# Stated goal
The required output is a single number: how many lines of the material contain the string "chiều".
[begin Stored data]
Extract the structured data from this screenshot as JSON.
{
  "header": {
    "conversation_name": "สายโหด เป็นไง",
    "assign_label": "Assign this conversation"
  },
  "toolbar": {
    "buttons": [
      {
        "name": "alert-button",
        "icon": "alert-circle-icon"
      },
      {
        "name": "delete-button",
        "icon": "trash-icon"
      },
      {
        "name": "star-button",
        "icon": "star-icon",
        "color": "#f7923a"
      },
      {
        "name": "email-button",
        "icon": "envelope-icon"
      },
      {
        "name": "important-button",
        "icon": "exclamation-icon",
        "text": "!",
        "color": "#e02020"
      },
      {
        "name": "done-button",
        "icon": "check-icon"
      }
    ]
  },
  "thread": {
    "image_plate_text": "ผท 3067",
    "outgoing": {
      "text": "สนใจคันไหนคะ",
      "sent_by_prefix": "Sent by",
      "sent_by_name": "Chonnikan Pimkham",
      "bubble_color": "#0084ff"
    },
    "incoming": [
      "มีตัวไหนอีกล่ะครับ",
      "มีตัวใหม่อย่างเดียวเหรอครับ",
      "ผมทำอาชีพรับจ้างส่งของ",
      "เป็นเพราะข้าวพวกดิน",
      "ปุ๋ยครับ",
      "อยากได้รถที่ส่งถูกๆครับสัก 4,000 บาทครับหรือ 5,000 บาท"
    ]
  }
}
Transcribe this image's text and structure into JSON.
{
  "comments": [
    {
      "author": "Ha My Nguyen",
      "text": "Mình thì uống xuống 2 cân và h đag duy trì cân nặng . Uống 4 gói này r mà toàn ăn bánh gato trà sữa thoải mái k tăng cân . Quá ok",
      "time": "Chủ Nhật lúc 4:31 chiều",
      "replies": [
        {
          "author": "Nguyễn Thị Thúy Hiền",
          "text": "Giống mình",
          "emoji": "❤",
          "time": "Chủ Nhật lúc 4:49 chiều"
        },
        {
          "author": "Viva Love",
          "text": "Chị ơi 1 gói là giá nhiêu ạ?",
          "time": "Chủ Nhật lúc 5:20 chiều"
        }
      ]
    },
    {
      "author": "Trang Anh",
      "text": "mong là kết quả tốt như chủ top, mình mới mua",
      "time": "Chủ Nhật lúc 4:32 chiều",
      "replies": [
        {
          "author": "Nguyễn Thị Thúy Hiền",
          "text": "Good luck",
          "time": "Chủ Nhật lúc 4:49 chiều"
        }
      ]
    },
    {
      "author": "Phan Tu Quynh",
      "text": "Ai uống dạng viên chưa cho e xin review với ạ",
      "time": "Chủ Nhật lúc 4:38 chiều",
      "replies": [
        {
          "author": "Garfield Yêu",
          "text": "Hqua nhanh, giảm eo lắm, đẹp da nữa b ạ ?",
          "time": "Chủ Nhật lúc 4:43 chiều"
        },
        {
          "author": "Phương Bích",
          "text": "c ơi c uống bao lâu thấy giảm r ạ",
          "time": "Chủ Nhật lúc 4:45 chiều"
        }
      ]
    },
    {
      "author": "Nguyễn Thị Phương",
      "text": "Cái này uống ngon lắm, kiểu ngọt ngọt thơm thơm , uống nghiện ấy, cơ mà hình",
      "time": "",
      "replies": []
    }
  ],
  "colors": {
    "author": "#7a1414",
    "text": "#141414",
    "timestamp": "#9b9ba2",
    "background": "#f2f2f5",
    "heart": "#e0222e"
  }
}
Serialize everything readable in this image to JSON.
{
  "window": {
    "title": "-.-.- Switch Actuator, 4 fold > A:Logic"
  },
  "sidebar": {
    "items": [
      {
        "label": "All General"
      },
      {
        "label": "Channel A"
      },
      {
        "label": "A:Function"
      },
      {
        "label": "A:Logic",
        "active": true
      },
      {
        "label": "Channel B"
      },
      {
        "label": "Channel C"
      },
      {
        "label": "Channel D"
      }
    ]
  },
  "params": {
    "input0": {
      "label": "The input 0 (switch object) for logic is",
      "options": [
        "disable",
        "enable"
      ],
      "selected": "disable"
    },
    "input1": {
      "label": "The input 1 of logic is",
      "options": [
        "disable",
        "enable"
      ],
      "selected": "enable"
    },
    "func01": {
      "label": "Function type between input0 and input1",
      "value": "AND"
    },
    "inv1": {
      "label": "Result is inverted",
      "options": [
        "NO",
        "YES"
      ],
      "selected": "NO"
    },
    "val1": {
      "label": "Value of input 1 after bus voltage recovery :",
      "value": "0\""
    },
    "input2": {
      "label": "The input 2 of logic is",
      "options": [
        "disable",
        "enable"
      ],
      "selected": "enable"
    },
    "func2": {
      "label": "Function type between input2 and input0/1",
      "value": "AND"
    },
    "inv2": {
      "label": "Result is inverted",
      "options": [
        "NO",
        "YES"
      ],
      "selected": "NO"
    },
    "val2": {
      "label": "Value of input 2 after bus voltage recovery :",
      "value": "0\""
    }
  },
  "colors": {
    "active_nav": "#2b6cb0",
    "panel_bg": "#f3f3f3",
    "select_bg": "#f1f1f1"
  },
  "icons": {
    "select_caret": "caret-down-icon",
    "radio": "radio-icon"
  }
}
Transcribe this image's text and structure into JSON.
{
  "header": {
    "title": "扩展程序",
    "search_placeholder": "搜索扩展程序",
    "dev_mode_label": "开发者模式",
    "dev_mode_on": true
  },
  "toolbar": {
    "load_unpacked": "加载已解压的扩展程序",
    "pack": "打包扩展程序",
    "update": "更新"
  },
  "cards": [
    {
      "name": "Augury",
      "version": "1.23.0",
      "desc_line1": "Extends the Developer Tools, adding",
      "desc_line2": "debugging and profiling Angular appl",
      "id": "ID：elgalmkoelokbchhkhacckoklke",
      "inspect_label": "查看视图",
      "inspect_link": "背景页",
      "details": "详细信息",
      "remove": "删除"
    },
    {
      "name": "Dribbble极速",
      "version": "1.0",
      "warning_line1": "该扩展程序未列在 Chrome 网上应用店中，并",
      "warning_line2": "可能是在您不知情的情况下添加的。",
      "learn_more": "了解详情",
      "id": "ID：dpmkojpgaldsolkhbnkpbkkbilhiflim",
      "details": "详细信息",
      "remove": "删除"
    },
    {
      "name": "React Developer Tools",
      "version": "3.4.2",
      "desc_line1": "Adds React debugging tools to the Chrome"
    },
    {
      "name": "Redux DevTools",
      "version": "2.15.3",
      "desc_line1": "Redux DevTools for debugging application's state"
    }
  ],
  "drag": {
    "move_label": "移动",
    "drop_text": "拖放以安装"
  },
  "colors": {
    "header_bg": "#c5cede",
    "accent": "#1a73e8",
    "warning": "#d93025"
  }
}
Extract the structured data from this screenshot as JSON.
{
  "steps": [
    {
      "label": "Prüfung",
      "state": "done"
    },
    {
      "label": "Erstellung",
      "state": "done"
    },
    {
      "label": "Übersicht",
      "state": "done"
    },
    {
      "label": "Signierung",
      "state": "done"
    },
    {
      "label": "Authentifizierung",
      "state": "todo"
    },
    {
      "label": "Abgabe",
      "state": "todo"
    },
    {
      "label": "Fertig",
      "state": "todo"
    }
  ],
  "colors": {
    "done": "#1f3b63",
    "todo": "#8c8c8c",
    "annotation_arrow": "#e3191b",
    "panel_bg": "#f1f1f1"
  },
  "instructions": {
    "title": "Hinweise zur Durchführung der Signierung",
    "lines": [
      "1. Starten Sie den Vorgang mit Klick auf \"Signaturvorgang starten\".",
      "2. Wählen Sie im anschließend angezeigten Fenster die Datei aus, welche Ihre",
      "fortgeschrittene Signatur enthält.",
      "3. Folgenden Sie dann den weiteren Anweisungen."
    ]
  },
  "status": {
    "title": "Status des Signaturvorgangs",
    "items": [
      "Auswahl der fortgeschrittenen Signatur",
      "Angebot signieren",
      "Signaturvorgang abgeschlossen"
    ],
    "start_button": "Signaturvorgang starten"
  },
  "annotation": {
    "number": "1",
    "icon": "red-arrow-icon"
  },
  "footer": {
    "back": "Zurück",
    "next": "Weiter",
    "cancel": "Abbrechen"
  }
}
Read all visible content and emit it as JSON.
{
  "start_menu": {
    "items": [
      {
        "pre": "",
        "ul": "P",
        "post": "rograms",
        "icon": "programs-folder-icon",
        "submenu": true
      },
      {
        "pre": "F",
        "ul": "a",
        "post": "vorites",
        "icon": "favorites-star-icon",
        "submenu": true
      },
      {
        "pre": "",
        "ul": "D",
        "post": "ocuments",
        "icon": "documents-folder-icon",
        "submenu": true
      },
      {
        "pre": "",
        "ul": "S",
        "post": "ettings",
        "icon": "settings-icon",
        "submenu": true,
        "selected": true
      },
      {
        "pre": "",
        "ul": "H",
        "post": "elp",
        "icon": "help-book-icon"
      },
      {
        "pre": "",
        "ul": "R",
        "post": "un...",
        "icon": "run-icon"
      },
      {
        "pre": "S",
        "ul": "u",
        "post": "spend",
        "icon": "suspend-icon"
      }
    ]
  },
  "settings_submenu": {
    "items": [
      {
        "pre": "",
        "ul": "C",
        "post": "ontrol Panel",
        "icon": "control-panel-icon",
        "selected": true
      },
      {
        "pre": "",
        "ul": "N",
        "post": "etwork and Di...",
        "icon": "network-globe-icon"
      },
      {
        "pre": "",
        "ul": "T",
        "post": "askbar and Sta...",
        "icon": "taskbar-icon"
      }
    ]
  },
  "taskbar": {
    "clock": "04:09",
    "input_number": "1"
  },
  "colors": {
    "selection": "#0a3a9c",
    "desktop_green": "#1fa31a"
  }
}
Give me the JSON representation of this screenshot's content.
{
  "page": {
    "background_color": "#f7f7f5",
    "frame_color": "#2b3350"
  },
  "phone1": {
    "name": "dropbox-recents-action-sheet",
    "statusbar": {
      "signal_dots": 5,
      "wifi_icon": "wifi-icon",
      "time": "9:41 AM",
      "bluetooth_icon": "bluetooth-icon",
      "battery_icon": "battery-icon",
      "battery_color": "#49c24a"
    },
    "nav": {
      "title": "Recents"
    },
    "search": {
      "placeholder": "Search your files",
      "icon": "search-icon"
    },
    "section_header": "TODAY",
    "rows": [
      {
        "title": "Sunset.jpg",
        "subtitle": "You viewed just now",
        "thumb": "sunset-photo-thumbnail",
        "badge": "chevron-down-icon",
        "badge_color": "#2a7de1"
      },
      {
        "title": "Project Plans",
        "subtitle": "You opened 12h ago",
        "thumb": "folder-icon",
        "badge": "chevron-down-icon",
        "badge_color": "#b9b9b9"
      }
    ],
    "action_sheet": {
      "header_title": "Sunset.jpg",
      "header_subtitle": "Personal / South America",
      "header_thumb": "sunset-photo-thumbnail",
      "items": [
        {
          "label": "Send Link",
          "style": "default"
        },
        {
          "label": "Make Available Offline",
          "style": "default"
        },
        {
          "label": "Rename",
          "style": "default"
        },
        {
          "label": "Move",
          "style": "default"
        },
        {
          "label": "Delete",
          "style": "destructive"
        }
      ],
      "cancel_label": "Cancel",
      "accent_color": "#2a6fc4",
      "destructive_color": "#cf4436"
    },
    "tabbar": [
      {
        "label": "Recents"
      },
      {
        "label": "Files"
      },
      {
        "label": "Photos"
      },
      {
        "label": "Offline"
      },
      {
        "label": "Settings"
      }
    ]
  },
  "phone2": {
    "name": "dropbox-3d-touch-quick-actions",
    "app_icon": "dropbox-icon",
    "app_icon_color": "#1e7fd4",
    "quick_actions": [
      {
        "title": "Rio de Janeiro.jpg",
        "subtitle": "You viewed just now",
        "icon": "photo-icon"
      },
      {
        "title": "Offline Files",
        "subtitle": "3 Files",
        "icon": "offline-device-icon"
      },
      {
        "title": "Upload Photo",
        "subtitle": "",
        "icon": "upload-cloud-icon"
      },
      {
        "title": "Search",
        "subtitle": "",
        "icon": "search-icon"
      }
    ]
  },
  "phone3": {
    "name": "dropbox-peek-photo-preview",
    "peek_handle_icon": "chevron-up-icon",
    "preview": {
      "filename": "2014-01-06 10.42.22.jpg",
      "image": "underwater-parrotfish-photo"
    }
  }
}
[end Stored data]
# Answer
8